▶ **WHAT TO DO**: Go through the entries one line at a time, and gather every line that has the word "Quantiles".

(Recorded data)
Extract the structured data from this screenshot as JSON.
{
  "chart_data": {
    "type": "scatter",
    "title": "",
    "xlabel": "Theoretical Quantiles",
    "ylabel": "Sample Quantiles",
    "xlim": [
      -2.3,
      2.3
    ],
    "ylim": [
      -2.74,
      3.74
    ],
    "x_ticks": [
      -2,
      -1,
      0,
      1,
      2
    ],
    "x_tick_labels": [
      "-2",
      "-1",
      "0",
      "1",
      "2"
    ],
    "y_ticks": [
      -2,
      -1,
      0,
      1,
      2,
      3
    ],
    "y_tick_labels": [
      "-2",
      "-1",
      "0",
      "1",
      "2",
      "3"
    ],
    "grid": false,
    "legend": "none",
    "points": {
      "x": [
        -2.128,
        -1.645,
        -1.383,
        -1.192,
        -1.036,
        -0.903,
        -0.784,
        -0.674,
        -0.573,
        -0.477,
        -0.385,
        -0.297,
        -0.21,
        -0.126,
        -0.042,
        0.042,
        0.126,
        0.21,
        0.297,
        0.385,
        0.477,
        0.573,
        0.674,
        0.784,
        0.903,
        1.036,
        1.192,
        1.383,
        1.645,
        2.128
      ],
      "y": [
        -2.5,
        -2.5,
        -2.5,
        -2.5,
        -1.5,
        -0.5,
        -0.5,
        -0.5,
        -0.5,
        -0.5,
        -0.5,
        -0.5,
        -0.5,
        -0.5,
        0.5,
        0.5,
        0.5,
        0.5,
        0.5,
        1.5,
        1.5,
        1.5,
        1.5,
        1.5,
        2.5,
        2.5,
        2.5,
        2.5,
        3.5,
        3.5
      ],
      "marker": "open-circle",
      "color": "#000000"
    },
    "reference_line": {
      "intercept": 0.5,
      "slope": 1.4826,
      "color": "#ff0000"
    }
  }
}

▶ **FINAL RESULT**:
    "xlabel": "Theoretical Quantiles",
    "ylabel": "Sample Quantiles",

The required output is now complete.